-- What is needed --
Copy out all the entries word for word.

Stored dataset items
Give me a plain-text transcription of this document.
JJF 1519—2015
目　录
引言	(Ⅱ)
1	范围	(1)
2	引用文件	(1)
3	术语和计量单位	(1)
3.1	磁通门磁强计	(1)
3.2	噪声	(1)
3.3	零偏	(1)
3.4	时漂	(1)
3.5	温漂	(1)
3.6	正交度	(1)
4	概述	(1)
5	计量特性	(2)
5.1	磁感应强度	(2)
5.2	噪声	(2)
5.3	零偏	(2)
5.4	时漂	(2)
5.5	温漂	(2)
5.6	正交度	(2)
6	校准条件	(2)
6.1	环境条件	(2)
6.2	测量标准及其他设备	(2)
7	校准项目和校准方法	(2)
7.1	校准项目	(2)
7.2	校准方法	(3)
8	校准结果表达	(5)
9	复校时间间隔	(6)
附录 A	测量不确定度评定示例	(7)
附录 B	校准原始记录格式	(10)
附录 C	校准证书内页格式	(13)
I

-- Response --
Give me a plain-text transcription of this document.
JJF 1519—2015
目　录
引言	(Ⅱ)
1	范围	(1)
2	引用文件	(1)
3	术语和计量单位	(1)
3.1	磁通门磁强计	(1)
3.2	噪声	(1)
3.3	零偏	(1)
3.4	时漂	(1)
3.5	温漂	(1)
3.6	正交度	(1)
4	概述	(1)
5	计量特性	(2)
5.1	磁感应强度	(2)
5.2	噪声	(2)
5.3	零偏	(2)
5.4	时漂	(2)
5.5	温漂	(2)
5.6	正交度	(2)
6	校准条件	(2)
6.1	环境条件	(2)
6.2	测量标准及其他设备	(2)
7	校准项目和校准方法	(2)
7.1	校准项目	(2)
7.2	校准方法	(3)
8	校准结果表达	(5)
9	复校时间间隔	(6)
附录 A	测量不确定度评定示例	(7)
附录 B	校准原始记录格式	(10)
附录 C	校准证书内页格式	(13)
I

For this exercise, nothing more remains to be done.